We assessed 11 clinical tests commonly used as HF prognostic markers44,47,59,60, including BNP, NT-proBNP, TnT, TnI, Renin, Aldosterone, eGFR, CRP, BUN, Creatinine, and Hemoglobin. The clinical results were categorized as either normal or abnormal, based on standard clinical ranges (see Supplementary Table 7 for biomarker categories60 and ranges). In order to mitigate bias, we incorporated baseline prognostic marker values at time zero and accounted for the elapsed time—defined as the interval from time zero to the latest biomarker measurement—into our model. Please note that, as the timing and frequency of biomarker testing often depend on the patient’s clinical condition, physician decisions, and resource availability, including this elapsed time as confounders helps account for the variability in measurement schedules and clinical decision-making. For detailed cohort information, please refer to Table 1.

◇ ◇ ◇ ◇

*WORK INSTRUCTION 1*: In the excerpt on prognostic markers, how is elapsed time defined?
*WORK INSTRUCTION 2*: Say whether each statement agrees with the excerpt on prognostic markers, and quote the words that decide it: (a) Eleven clinical tests were assessed. (b) Clinical results were sorted into three categories. (c) Baseline marker values were left out of the model.
The data placed after this excerpt are not needed.

*DATASET*:
◇ ◇ ◇ ◇

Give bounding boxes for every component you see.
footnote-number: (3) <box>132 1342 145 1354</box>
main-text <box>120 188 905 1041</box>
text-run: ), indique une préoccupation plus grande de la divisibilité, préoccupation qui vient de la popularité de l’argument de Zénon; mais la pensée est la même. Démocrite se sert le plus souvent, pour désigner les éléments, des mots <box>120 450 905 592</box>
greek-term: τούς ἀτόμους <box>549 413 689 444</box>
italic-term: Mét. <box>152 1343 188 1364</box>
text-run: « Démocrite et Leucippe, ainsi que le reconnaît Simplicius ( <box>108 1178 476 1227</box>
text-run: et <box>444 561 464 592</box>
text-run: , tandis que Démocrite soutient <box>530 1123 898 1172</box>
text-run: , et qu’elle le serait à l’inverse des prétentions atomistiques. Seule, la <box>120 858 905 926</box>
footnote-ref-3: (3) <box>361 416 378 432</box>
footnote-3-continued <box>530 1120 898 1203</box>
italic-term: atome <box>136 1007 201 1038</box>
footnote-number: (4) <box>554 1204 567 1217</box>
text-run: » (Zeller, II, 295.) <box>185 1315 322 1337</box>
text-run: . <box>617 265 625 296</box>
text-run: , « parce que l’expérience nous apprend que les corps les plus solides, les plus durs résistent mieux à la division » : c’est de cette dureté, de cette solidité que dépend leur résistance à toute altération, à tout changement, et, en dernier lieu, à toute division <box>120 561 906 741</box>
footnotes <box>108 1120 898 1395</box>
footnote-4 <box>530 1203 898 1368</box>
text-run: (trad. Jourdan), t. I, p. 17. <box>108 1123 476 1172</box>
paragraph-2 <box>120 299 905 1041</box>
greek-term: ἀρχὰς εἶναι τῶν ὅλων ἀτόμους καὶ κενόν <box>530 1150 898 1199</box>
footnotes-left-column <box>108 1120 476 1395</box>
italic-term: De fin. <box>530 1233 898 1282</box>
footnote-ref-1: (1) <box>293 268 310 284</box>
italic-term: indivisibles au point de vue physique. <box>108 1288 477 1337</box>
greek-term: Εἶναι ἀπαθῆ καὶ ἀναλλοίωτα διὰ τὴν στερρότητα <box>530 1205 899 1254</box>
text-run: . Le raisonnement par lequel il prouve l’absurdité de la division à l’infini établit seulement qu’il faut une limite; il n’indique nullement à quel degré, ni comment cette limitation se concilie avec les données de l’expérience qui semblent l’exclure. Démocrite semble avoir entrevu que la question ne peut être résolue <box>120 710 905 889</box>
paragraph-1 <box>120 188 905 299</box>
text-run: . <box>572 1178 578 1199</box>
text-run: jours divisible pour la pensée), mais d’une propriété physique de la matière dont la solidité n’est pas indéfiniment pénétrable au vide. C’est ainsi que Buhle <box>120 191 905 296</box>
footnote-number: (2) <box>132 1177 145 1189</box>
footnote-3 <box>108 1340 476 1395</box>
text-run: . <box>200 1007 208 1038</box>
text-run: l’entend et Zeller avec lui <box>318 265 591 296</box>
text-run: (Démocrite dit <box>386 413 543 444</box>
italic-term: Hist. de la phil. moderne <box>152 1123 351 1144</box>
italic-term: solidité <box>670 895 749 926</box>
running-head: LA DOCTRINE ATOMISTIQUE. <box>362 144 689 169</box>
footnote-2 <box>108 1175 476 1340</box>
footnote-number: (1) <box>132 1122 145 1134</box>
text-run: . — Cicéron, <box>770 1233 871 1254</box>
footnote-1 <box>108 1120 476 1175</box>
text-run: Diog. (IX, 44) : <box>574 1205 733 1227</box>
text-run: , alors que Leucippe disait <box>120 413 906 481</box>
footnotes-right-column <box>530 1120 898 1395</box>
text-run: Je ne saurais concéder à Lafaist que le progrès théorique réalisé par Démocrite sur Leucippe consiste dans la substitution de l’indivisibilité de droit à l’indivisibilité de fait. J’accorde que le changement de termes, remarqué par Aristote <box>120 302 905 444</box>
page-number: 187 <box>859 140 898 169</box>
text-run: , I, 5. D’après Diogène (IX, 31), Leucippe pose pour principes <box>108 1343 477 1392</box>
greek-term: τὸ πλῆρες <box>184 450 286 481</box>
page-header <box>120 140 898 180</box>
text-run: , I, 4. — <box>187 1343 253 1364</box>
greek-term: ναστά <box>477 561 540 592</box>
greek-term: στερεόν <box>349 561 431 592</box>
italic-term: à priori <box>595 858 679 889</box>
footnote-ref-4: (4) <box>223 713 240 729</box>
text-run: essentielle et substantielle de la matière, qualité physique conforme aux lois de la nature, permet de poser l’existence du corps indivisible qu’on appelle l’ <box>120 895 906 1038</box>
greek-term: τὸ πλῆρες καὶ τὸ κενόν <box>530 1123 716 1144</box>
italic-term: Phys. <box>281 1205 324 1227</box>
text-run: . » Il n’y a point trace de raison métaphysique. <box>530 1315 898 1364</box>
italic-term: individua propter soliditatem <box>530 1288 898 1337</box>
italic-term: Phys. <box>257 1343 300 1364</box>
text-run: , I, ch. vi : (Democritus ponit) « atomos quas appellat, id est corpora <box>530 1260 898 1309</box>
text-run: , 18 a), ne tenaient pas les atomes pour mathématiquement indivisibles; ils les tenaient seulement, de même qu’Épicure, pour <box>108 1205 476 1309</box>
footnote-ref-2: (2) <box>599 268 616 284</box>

◇ ◇ ◇ ◇

*RESPONSE AREA 1*: The interval from time zero to the latest biomarker measurement.

*RESPONSE AREA 2*:
(a) Yes: "We assessed 11 clinical tests commonly used as HF prognostic markers"
(b) No: "categorized as either normal or abnormal"
(c) No: "we incorporated baseline prognostic marker values at time zero"